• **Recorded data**

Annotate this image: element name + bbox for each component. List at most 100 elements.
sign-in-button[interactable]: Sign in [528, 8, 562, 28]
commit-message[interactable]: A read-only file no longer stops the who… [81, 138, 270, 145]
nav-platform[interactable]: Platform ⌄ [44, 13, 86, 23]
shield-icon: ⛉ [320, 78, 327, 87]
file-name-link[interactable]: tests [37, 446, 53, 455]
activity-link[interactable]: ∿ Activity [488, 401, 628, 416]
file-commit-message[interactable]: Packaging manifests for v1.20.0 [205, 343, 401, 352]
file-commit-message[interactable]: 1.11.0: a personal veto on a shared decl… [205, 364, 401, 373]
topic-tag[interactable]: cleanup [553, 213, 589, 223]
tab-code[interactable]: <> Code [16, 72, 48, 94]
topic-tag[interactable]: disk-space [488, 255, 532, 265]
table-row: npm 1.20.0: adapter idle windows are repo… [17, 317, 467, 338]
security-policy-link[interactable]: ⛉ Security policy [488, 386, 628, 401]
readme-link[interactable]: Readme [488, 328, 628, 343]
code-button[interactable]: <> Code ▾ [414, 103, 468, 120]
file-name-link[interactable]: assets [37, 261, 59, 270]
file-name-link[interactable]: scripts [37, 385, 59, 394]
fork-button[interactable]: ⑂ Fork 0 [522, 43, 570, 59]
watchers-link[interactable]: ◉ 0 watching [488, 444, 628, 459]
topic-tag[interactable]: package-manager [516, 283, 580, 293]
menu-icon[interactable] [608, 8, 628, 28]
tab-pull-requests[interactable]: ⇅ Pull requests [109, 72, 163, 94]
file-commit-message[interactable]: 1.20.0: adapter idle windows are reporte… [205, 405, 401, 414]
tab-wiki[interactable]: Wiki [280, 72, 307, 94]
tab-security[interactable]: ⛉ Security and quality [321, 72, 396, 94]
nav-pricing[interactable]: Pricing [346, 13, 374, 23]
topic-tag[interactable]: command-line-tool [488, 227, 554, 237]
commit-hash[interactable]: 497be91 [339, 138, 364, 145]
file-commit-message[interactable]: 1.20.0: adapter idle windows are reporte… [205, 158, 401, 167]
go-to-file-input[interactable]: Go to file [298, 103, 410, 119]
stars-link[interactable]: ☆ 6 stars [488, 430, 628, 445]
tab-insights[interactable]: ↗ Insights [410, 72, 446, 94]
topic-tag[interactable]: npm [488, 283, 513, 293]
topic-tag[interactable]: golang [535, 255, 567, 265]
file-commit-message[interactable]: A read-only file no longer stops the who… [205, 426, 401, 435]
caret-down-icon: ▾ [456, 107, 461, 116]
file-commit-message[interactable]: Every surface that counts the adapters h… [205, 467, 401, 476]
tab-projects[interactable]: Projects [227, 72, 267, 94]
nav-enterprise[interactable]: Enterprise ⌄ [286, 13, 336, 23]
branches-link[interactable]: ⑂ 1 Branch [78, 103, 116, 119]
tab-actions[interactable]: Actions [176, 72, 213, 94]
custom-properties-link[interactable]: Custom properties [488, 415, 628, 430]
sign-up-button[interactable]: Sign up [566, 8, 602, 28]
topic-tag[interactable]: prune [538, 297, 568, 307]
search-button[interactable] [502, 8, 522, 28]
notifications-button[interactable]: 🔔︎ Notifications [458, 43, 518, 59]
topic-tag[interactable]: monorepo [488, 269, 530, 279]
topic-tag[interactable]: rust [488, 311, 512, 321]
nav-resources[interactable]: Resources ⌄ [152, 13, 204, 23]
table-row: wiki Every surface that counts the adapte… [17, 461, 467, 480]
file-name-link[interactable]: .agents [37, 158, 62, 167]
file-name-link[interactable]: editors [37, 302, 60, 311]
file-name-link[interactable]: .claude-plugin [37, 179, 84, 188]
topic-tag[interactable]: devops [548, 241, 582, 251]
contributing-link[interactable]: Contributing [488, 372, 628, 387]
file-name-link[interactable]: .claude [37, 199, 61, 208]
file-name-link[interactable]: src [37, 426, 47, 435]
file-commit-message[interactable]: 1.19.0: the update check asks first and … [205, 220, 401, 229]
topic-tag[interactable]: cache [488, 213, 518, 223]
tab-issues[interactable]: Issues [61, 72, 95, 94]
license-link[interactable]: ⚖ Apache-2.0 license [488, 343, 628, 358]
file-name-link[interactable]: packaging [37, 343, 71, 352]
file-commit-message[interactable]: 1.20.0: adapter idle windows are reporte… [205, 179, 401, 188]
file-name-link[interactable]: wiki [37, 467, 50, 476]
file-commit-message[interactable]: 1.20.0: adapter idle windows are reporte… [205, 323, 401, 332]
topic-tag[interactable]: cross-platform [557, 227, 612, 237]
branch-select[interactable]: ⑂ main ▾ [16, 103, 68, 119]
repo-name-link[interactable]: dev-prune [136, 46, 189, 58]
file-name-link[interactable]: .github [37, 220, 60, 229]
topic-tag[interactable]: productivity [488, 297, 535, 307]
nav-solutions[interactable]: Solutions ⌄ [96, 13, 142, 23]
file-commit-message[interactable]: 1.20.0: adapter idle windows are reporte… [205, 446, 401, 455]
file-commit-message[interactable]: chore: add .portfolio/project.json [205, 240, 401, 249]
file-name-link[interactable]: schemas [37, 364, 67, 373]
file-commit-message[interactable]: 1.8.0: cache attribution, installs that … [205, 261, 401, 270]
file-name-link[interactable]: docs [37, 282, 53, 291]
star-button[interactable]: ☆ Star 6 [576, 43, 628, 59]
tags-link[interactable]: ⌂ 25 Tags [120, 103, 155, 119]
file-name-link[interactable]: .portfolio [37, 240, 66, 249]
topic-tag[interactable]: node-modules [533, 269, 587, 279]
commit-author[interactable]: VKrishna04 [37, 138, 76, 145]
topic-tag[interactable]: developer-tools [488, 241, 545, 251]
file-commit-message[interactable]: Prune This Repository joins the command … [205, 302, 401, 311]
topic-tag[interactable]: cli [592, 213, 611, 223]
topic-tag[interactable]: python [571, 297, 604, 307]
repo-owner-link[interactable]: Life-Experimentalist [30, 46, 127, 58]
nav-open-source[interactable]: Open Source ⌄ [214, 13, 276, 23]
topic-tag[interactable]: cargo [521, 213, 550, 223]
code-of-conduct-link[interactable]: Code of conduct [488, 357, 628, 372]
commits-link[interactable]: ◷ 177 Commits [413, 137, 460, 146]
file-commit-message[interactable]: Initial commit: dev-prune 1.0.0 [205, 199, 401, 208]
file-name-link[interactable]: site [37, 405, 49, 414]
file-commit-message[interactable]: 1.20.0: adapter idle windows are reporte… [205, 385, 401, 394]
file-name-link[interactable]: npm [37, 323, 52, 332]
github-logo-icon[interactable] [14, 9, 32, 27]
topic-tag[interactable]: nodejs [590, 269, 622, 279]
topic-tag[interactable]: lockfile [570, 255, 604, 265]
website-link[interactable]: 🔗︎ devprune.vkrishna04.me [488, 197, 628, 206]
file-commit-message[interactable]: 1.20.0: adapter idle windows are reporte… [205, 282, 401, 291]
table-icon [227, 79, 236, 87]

• **Required task**
Reproduce everything from the start of the records down to the line containing "topic-tag[interactable]: package-manager [516, 283, 580, 293]", replacing "file-name-link" with "file-entry-link" and changing nothing else.

• **Answer for this exercise**
Annotate this image: element name + bbox for each component. List at most 100 elements.
sign-in-button[interactable]: Sign in [528, 8, 562, 28]
commit-message[interactable]: A read-only file no longer stops the who… [81, 138, 270, 145]
nav-platform[interactable]: Platform ⌄ [44, 13, 86, 23]
shield-icon: ⛉ [320, 78, 327, 87]
file-entry-link[interactable]: tests [37, 446, 53, 455]
activity-link[interactable]: ∿ Activity [488, 401, 628, 416]
file-commit-message[interactable]: Packaging manifests for v1.20.0 [205, 343, 401, 352]
file-commit-message[interactable]: 1.11.0: a personal veto on a shared decl… [205, 364, 401, 373]
topic-tag[interactable]: cleanup [553, 213, 589, 223]
tab-code[interactable]: <> Code [16, 72, 48, 94]
topic-tag[interactable]: disk-space [488, 255, 532, 265]
table-row: npm 1.20.0: adapter idle windows are repo… [17, 317, 467, 338]
security-policy-link[interactable]: ⛉ Security policy [488, 386, 628, 401]
readme-link[interactable]: Readme [488, 328, 628, 343]
code-button[interactable]: <> Code ▾ [414, 103, 468, 120]
file-entry-link[interactable]: assets [37, 261, 59, 270]
file-entry-link[interactable]: scripts [37, 385, 59, 394]
fork-button[interactable]: ⑂ Fork 0 [522, 43, 570, 59]
watchers-link[interactable]: ◉ 0 watching [488, 444, 628, 459]
topic-tag[interactable]: package-manager [516, 283, 580, 293]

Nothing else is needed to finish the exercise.